Aim |
Tally all lines containing the word "from". Give the number alone.

Source data
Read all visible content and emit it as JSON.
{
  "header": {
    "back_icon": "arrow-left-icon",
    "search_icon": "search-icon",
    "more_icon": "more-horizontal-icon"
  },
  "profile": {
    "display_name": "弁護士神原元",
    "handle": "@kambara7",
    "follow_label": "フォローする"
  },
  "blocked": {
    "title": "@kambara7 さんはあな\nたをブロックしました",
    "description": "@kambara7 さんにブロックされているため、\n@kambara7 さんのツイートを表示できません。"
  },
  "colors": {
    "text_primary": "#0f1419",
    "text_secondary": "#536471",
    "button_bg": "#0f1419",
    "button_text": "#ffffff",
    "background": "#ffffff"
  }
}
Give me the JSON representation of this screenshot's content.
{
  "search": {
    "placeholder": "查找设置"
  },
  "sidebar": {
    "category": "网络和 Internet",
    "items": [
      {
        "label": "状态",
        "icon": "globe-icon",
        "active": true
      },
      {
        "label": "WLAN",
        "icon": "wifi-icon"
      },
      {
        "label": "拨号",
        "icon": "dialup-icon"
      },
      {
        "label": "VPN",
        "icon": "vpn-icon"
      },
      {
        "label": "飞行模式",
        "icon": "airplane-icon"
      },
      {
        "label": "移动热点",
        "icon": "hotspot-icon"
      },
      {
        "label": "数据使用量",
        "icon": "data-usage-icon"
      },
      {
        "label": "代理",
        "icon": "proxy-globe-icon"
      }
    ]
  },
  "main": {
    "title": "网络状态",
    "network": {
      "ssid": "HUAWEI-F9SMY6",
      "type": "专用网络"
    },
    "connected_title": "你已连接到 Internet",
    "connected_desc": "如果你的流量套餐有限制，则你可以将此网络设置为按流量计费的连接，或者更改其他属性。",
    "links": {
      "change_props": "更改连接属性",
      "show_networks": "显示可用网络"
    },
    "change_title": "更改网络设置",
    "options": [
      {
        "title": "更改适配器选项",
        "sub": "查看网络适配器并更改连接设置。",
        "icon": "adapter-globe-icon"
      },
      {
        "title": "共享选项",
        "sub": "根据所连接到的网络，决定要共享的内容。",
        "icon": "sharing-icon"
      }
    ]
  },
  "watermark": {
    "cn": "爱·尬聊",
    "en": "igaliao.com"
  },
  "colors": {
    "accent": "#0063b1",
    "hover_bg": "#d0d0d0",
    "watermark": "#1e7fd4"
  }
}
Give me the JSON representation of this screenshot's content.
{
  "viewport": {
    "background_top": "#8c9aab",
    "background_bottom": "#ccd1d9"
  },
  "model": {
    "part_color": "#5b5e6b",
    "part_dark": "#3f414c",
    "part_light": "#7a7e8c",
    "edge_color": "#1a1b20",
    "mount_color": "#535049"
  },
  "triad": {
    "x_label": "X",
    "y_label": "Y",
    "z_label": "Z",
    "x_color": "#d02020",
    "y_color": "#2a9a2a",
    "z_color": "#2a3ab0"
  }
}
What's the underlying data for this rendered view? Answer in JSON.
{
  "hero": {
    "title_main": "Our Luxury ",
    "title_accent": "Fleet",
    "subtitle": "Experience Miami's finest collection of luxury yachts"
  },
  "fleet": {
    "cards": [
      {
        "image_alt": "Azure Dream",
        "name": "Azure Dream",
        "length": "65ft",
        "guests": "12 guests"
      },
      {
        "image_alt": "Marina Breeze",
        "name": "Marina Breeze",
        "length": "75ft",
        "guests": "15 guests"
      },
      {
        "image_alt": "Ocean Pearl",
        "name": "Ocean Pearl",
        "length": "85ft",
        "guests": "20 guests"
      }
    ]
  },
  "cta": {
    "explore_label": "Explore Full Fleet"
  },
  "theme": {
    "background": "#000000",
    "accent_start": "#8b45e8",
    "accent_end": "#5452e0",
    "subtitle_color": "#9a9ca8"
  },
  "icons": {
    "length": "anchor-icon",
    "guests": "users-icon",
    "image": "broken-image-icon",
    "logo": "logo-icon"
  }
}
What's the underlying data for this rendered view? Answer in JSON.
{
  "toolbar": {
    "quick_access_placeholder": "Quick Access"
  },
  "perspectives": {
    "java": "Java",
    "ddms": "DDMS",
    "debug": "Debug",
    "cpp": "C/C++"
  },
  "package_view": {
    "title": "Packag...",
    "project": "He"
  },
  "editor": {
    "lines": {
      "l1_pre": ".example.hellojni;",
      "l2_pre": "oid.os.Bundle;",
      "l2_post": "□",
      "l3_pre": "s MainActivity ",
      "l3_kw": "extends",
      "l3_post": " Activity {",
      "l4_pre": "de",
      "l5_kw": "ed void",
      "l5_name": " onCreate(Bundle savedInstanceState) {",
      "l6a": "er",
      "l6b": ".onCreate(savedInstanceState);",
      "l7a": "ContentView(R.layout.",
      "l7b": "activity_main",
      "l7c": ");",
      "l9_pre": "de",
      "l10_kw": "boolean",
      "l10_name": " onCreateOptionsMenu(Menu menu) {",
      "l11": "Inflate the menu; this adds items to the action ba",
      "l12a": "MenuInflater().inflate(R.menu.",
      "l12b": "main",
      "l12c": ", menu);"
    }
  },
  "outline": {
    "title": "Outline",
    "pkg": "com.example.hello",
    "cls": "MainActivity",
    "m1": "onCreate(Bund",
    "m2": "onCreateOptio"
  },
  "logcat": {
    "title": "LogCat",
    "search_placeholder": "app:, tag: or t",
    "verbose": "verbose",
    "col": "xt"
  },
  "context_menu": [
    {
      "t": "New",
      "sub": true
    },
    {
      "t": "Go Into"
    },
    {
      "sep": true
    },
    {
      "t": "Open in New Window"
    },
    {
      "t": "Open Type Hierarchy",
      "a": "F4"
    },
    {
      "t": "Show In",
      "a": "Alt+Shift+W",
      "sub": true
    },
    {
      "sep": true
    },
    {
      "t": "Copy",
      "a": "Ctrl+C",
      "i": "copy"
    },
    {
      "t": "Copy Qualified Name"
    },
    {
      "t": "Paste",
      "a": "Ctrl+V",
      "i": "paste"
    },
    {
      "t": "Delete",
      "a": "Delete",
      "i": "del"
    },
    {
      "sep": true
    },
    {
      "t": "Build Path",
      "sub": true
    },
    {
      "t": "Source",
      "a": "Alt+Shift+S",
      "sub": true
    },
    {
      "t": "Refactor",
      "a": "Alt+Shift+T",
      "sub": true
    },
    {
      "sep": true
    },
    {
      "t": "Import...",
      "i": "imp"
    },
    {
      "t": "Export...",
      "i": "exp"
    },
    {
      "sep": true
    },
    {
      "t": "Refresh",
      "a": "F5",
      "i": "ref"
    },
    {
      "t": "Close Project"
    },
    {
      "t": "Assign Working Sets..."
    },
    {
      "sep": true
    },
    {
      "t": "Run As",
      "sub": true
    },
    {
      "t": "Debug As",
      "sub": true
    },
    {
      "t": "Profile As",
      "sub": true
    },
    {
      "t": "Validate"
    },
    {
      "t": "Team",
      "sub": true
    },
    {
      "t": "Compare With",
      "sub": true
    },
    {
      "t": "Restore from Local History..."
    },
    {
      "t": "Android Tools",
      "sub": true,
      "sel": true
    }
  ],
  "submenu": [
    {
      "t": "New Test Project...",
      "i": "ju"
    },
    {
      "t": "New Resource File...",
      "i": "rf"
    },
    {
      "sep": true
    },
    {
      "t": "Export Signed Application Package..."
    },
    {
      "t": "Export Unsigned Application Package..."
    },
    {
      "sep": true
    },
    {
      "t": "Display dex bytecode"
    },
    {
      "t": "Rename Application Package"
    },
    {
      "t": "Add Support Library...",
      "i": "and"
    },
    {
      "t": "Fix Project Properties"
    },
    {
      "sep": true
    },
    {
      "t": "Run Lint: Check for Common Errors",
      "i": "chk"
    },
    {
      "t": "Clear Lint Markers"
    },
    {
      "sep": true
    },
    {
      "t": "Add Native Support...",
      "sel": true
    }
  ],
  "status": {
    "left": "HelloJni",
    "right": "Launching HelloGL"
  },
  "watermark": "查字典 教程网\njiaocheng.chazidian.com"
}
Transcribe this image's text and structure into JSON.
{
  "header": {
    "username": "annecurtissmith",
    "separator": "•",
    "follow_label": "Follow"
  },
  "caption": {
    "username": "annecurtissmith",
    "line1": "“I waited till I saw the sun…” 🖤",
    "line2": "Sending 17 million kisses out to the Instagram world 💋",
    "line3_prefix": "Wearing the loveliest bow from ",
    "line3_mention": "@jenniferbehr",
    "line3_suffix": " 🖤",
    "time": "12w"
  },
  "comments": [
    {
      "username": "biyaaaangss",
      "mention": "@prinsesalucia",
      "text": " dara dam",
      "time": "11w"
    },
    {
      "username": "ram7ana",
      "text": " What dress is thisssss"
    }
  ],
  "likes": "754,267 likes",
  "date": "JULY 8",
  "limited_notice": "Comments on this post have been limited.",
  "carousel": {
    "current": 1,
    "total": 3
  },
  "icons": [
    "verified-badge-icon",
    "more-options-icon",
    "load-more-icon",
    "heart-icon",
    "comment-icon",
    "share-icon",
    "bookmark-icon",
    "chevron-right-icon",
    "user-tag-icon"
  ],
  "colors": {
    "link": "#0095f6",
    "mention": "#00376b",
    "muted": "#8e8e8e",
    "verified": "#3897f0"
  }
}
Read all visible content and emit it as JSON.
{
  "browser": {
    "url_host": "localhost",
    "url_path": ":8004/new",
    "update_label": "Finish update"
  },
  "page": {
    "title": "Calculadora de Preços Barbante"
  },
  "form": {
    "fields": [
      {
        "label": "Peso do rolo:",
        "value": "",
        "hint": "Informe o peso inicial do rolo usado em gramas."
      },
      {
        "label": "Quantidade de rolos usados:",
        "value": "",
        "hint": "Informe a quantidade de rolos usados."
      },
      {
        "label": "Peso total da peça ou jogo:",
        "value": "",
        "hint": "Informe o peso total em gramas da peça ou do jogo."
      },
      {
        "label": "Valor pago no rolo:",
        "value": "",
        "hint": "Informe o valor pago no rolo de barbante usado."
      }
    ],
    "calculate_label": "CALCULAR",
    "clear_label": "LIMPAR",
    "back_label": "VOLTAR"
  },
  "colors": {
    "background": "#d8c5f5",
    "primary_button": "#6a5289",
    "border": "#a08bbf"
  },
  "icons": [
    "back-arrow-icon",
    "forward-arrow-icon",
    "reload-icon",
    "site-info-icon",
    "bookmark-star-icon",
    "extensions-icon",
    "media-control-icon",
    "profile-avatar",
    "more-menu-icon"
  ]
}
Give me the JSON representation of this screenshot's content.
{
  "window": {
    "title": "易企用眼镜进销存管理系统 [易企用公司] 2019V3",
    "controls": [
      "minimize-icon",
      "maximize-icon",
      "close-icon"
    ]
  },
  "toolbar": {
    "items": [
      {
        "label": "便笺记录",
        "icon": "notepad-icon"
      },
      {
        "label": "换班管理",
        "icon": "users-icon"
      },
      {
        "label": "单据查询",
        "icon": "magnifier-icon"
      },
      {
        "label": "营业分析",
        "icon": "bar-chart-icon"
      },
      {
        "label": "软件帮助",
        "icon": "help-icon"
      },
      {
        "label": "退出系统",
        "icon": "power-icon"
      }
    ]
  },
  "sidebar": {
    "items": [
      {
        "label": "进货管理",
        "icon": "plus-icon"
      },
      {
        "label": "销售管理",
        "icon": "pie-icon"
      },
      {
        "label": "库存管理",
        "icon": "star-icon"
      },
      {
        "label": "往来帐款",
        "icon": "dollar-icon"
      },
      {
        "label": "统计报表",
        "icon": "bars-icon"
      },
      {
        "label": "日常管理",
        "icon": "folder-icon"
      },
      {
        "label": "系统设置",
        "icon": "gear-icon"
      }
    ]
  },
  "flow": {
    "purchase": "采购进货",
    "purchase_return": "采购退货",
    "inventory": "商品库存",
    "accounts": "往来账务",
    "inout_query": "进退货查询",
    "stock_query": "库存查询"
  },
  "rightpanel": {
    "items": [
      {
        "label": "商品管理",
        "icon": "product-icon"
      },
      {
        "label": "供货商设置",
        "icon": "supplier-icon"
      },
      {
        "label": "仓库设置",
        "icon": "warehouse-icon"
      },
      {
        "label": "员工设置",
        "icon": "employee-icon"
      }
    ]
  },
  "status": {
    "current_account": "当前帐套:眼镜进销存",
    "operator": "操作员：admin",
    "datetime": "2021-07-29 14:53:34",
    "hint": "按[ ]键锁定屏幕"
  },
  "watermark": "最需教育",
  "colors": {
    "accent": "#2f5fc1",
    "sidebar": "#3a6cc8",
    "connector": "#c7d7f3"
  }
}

Task response |
2